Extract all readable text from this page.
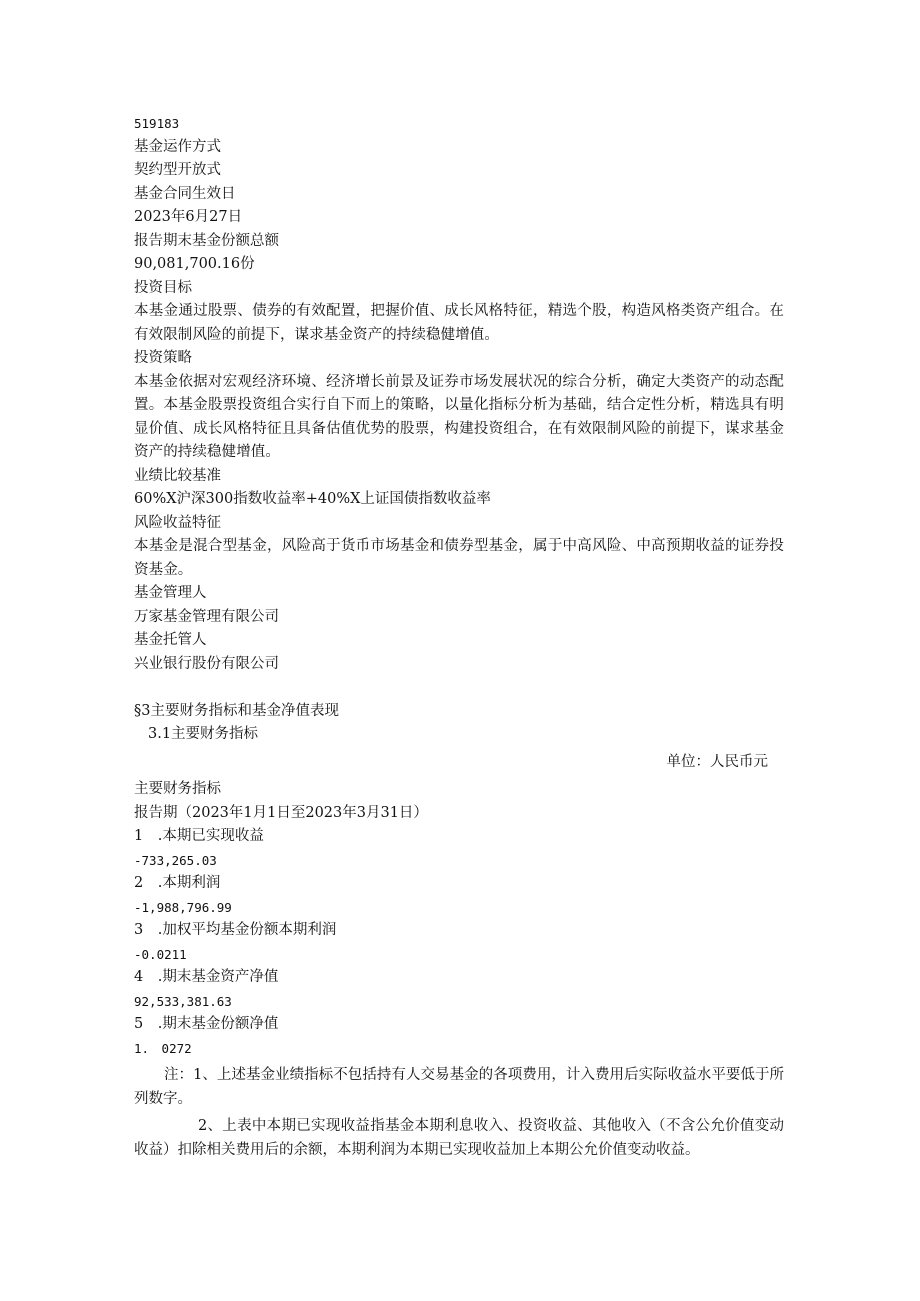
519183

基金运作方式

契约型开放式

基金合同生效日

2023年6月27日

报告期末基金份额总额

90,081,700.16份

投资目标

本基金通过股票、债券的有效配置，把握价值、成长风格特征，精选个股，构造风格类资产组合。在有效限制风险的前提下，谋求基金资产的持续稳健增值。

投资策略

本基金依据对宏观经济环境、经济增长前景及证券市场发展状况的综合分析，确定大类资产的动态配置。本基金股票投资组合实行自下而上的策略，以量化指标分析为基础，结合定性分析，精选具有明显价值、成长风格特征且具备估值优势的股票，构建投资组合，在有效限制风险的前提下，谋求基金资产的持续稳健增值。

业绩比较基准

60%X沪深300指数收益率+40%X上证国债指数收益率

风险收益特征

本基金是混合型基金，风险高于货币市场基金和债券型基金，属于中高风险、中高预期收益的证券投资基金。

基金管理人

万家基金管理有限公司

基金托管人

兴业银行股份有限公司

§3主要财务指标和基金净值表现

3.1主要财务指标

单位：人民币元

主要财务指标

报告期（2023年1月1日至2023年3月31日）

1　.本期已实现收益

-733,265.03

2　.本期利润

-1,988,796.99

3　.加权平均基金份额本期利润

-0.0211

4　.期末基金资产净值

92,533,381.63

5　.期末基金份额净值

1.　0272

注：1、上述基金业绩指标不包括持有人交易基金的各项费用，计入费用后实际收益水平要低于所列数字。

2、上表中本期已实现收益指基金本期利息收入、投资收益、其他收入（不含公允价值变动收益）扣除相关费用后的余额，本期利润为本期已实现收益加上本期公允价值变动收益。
⁂
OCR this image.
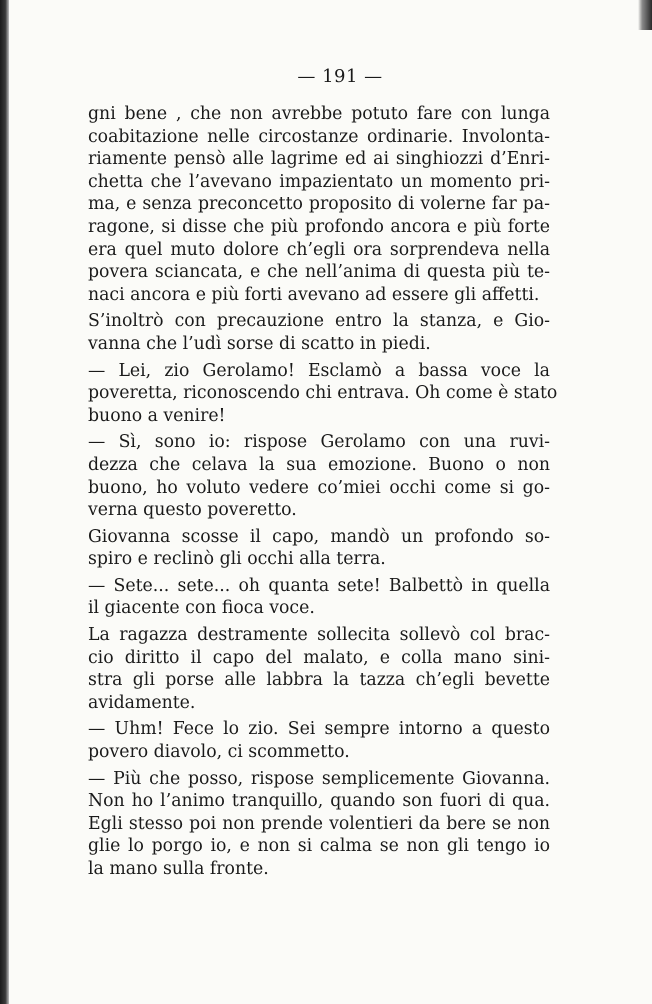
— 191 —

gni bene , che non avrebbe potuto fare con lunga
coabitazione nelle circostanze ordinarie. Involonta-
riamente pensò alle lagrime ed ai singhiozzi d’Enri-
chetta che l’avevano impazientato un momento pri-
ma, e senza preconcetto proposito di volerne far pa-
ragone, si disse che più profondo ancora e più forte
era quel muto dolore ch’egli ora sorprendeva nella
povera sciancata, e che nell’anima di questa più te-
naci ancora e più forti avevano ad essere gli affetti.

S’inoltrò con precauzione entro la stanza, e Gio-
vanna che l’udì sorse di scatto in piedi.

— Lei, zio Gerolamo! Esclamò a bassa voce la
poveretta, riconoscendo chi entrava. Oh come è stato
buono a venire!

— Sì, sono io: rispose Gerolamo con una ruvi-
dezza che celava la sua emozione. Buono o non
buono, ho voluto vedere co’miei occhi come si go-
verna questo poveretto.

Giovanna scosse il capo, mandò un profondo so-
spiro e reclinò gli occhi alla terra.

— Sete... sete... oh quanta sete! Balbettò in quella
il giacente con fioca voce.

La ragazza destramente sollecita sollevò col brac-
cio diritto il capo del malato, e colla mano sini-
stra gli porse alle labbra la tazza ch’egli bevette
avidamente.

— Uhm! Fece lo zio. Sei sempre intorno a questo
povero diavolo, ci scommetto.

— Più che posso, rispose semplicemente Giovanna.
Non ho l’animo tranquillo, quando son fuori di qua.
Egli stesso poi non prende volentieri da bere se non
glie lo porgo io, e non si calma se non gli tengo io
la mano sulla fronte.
⁂
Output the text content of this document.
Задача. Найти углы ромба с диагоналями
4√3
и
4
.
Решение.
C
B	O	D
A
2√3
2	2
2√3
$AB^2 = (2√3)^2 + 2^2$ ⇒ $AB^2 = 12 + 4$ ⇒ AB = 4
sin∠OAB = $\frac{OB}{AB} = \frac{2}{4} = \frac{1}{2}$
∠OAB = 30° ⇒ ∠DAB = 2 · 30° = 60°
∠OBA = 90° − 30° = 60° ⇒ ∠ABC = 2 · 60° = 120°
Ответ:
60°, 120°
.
⁂
> **TASK REQUIREMENTS**
Only lines with the word "come" should be collected from the material.

> **RESULT OF THE EXERCISE**
poveretta, riconoscendo chi entrava. Oh come è stato
buono, ho voluto vedere co’miei occhi come si go-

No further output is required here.